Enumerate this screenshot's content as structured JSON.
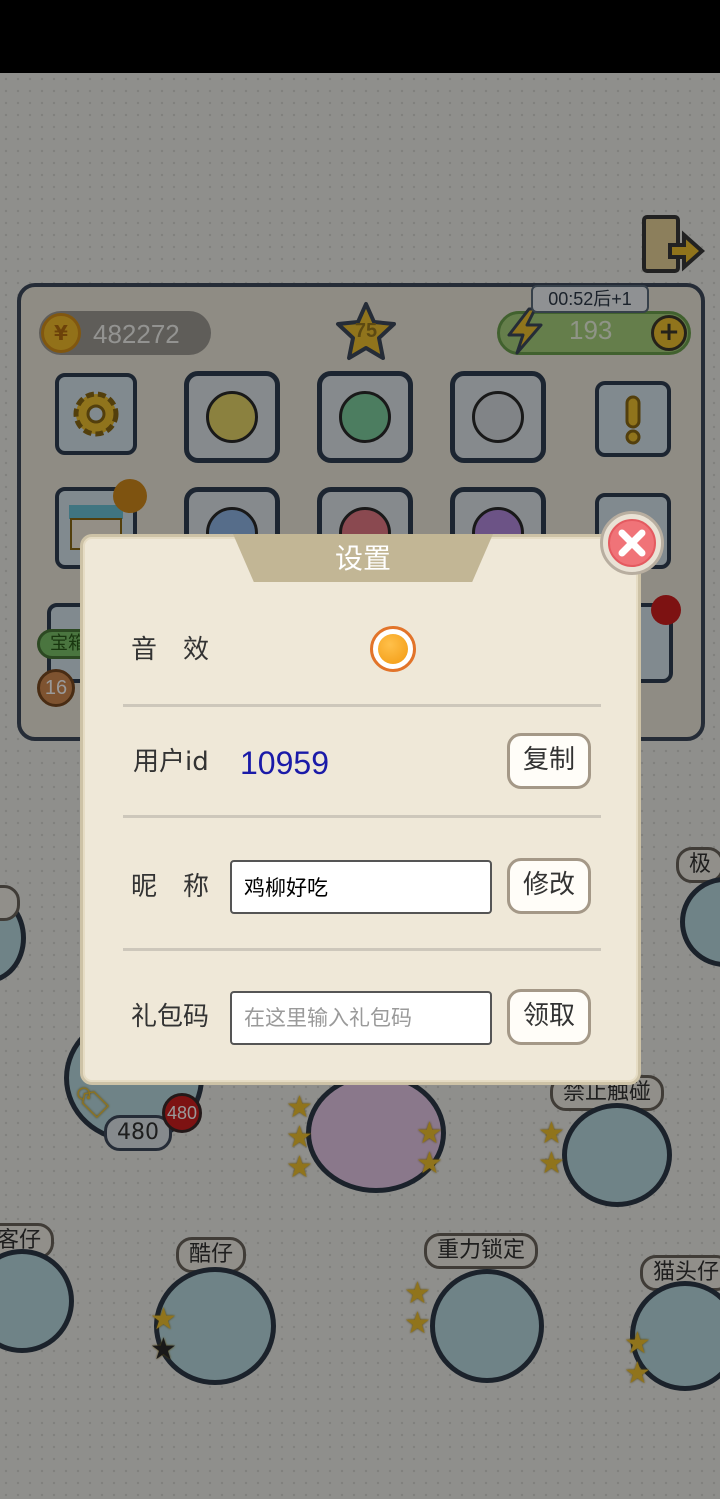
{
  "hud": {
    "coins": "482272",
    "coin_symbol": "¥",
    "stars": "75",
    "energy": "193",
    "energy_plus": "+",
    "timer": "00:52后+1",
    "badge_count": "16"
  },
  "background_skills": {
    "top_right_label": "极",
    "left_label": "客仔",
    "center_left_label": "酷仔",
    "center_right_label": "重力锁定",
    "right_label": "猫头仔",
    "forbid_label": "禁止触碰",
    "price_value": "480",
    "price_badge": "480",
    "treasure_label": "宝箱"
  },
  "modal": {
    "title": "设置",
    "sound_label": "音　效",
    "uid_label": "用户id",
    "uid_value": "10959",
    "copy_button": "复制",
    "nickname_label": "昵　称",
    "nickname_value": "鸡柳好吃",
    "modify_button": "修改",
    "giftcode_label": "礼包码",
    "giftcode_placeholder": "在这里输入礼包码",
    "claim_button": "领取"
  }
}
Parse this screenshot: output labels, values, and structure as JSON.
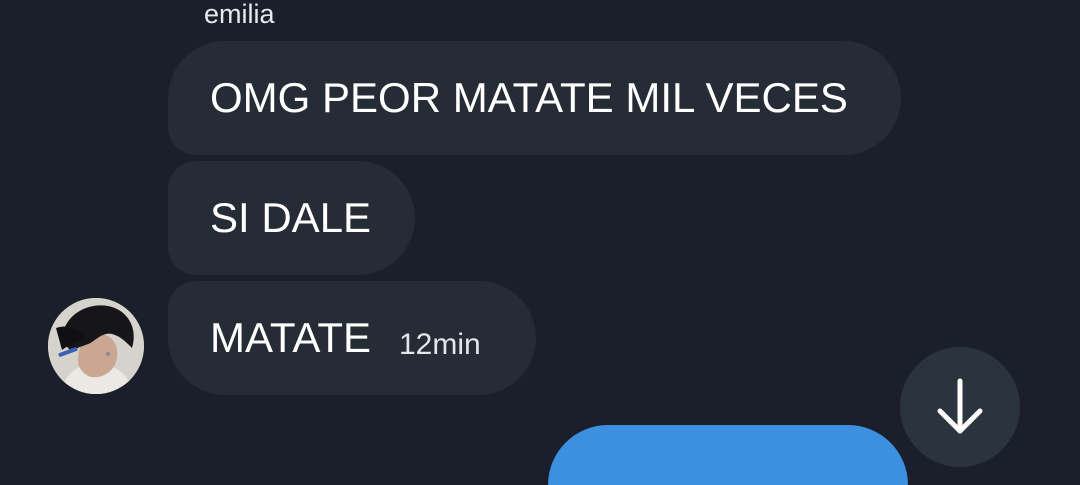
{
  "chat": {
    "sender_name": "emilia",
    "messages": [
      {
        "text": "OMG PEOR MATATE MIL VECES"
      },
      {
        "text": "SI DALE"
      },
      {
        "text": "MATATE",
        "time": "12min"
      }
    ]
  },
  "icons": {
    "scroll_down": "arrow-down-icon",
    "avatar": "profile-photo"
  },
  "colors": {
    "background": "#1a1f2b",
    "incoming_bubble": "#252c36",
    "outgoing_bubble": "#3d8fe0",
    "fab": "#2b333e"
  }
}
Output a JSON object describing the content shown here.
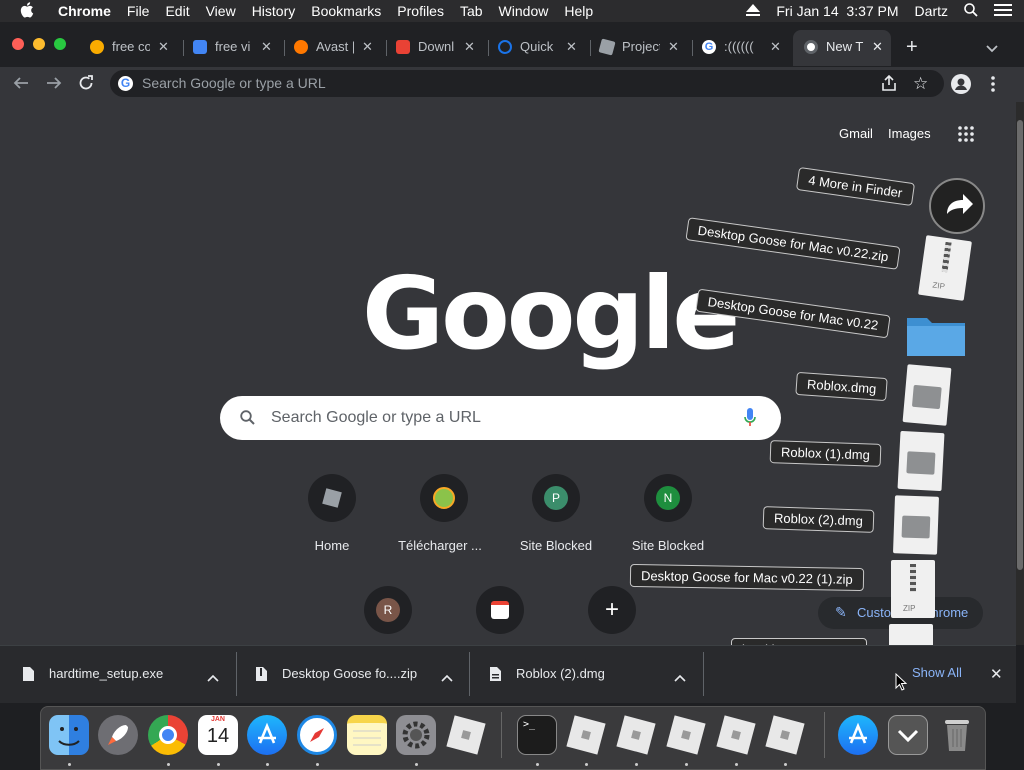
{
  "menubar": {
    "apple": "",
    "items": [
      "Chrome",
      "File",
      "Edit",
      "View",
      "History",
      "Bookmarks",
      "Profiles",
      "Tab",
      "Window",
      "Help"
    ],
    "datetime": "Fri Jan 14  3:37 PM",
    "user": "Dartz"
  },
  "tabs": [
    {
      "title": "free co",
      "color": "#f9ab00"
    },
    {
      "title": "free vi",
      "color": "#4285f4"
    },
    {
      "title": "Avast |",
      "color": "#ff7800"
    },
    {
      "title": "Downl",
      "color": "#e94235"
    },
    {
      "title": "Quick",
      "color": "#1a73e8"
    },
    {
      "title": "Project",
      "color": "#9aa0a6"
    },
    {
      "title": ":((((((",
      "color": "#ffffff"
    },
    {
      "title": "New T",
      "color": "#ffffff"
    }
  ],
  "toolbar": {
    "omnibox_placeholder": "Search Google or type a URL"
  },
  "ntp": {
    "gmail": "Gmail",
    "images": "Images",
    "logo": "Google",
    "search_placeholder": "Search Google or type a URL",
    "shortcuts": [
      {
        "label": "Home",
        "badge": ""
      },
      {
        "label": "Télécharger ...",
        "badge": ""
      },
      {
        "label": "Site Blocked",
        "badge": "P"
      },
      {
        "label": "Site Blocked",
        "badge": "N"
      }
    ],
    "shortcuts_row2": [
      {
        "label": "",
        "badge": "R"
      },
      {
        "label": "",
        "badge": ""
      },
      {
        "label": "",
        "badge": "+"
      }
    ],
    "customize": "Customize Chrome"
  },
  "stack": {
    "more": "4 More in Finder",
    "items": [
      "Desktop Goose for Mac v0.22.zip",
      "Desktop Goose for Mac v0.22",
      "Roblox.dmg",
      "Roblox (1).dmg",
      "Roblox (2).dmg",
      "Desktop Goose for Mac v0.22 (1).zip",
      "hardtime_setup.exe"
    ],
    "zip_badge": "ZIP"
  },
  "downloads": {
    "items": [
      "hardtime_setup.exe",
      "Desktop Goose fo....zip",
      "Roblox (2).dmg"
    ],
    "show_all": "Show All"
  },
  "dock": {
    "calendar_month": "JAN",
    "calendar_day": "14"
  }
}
+ + + + + + +
**Given exercise:** Reproduce every record above exactly, omitting the pictures.

**Solution to this task:**
Enumerate this screenshot's content as structured JSON.
{
  "hud": {
    "coins": "482272",
    "coin_symbol": "¥",
    "stars": "75",
    "energy": "193",
    "energy_plus": "+",
    "timer": "00:52后+1",
    "badge_count": "16"
  },
  "background_skills": {
    "top_right_label": "极",
    "left_label": "客仔",
    "center_left_label": "酷仔",
    "center_right_label": "重力锁定",
    "right_label": "猫头仔",
    "forbid_label": "禁止触碰",
    "price_value": "480",
    "price_badge": "480",
    "treasure_label": "宝箱"
  },
  "modal": {
    "title": "设置",
    "sound_label": "音　效",
    "uid_label": "用户id",
    "uid_value": "10959",
    "copy_button": "复制",
    "nickname_label": "昵　称",
    "nickname_value": "鸡柳好吃",
    "modify_button": "修改",
    "giftcode_label": "礼包码",
    "giftcode_placeholder": "在这里输入礼包码",
    "claim_button": "领取"
  }
}
Parse this screenshot: output labels, values, and structure as JSON.
{
  "chat": {
    "sender_name": "emilia",
    "messages": [
      {
        "text": "OMG PEOR MATATE MIL VECES"
      },
      {
        "text": "SI DALE"
      },
      {
        "text": "MATATE",
        "time": "12min"
      }
    ]
  },
  "icons": {
    "scroll_down": "arrow-down-icon",
    "avatar": "profile-photo"
  },
  "colors": {
    "background": "#1a1f2b",
    "incoming_bubble": "#252c36",
    "outgoing_bubble": "#3d8fe0",
    "fab": "#2b333e"
  }
}
Output a JSON object describing the content shown here.
{
  "menubar": {
    "apple": "",
    "items": [
      "Chrome",
      "File",
      "Edit",
      "View",
      "History",
      "Bookmarks",
      "Profiles",
      "Tab",
      "Window",
      "Help"
    ],
    "datetime": "Fri Jan 14  3:37 PM",
    "user": "Dartz"
  },
  "tabs": [
    {
      "title": "free co",
      "color": "#f9ab00"
    },
    {
      "title": "free vi",
      "color": "#4285f4"
    },
    {
      "title": "Avast |",
      "color": "#ff7800"
    },
    {
      "title": "Downl",
      "color": "#e94235"
    },
    {
      "title": "Quick",
      "color": "#1a73e8"
    },
    {
      "title": "Project",
      "color": "#9aa0a6"
    },
    {
      "title": ":((((((",
      "color": "#ffffff"
    },
    {
      "title": "New T",
      "color": "#ffffff"
    }
  ],
  "toolbar": {
    "omnibox_placeholder": "Search Google or type a URL"
  },
  "ntp": {
    "gmail": "Gmail",
    "images": "Images",
    "logo": "Google",
    "search_placeholder": "Search Google or type a URL",
    "shortcuts": [
      {
        "label": "Home",
        "badge": ""
      },
      {
        "label": "Télécharger ...",
        "badge": ""
      },
      {
        "label": "Site Blocked",
        "badge": "P"
      },
      {
        "label": "Site Blocked",
        "badge": "N"
      }
    ],
    "shortcuts_row2": [
      {
        "label": "",
        "badge": "R"
      },
      {
        "label": "",
        "badge": ""
      },
      {
        "label": "",
        "badge": "+"
      }
    ],
    "customize": "Customize Chrome"
  },
  "stack": {
    "more": "4 More in Finder",
    "items": [
      "Desktop Goose for Mac v0.22.zip",
      "Desktop Goose for Mac v0.22",
      "Roblox.dmg",
      "Roblox (1).dmg",
      "Roblox (2).dmg",
      "Desktop Goose for Mac v0.22 (1).zip",
      "hardtime_setup.exe"
    ],
    "zip_badge": "ZIP"
  },
  "downloads": {
    "items": [
      "hardtime_setup.exe",
      "Desktop Goose fo....zip",
      "Roblox (2).dmg"
    ],
    "show_all": "Show All"
  },
  "dock": {
    "calendar_month": "JAN",
    "calendar_day": "14"
  }
}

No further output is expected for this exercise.